'''

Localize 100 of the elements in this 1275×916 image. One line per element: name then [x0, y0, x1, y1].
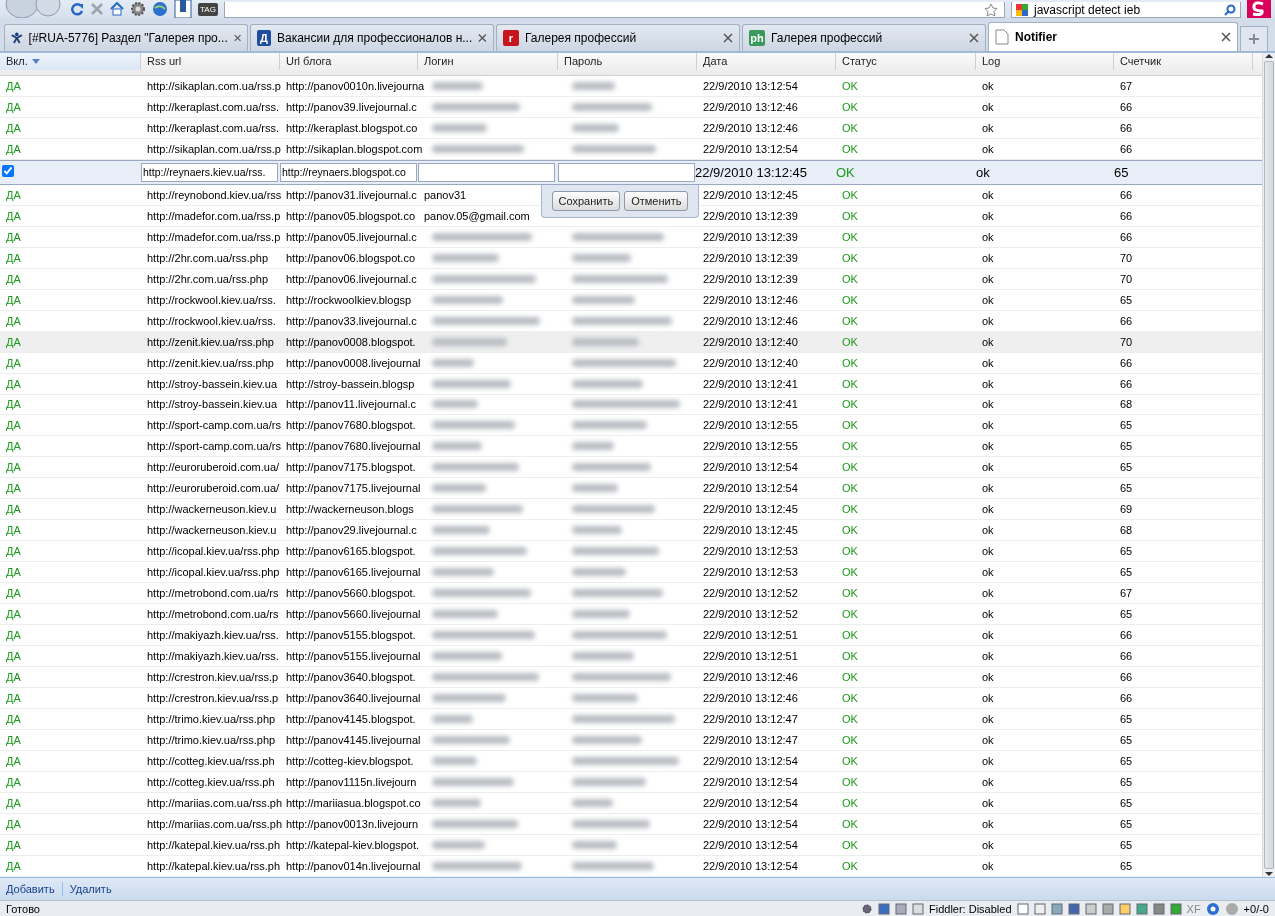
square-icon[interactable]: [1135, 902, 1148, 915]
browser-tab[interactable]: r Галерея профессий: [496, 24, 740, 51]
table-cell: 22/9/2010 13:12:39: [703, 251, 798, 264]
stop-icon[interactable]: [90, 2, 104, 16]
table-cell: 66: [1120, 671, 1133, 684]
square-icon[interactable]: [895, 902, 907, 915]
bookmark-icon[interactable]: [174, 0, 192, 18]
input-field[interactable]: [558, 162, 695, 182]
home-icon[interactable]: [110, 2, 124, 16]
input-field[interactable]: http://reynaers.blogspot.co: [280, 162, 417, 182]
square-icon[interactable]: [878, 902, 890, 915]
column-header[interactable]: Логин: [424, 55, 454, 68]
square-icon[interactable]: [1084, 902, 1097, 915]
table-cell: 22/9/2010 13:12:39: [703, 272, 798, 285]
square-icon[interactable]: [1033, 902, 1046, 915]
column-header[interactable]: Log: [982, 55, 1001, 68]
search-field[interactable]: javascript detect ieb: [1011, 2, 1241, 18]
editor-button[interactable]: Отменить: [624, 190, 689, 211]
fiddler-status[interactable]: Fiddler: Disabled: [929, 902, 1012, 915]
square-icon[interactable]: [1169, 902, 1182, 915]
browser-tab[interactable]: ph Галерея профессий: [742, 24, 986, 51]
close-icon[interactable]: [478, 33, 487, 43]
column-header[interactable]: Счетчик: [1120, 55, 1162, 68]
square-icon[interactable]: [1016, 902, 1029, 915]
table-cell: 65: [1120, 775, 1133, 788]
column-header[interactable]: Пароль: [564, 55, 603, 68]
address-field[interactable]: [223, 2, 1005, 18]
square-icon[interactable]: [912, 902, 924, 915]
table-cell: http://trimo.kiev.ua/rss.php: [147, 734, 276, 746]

'''

Reproduce every line of the entries above verbatim, omitting the pictures.

Written response:
Localize 100 of the elements in this 1275×916 image. One line per element: name then [x0, y0, x1, y1].
square-icon[interactable]: [1135, 902, 1148, 915]
browser-tab[interactable]: r Галерея профессий: [496, 24, 740, 51]
table-cell: 22/9/2010 13:12:39: [703, 251, 798, 264]
stop-icon[interactable]: [90, 2, 104, 16]
table-cell: 66: [1120, 671, 1133, 684]
square-icon[interactable]: [895, 902, 907, 915]
bookmark-icon[interactable]: [174, 0, 192, 18]
input-field[interactable]: [558, 162, 695, 182]
home-icon[interactable]: [110, 2, 124, 16]
input-field[interactable]: http://reynaers.blogspot.co: [280, 162, 417, 182]
square-icon[interactable]: [878, 902, 890, 915]
column-header[interactable]: Логин: [424, 55, 454, 68]
square-icon[interactable]: [1084, 902, 1097, 915]
table-cell: 22/9/2010 13:12:39: [703, 272, 798, 285]
square-icon[interactable]: [1033, 902, 1046, 915]
column-header[interactable]: Log: [982, 55, 1001, 68]
search-field[interactable]: javascript detect ieb: [1011, 2, 1241, 18]
editor-button[interactable]: Отменить: [624, 190, 689, 211]
fiddler-status[interactable]: Fiddler: Disabled: [929, 902, 1012, 915]
square-icon[interactable]: [1169, 902, 1182, 915]
browser-tab[interactable]: ph Галерея профессий: [742, 24, 986, 51]
close-icon[interactable]: [478, 33, 487, 43]
column-header[interactable]: Счетчик: [1120, 55, 1162, 68]
square-icon[interactable]: [1016, 902, 1029, 915]
table-cell: 65: [1120, 775, 1133, 788]
column-header[interactable]: Пароль: [564, 55, 603, 68]
address-field[interactable]: [223, 2, 1005, 18]
square-icon[interactable]: [912, 902, 924, 915]
table-cell: http://trimo.kiev.ua/rss.php: [147, 734, 276, 746]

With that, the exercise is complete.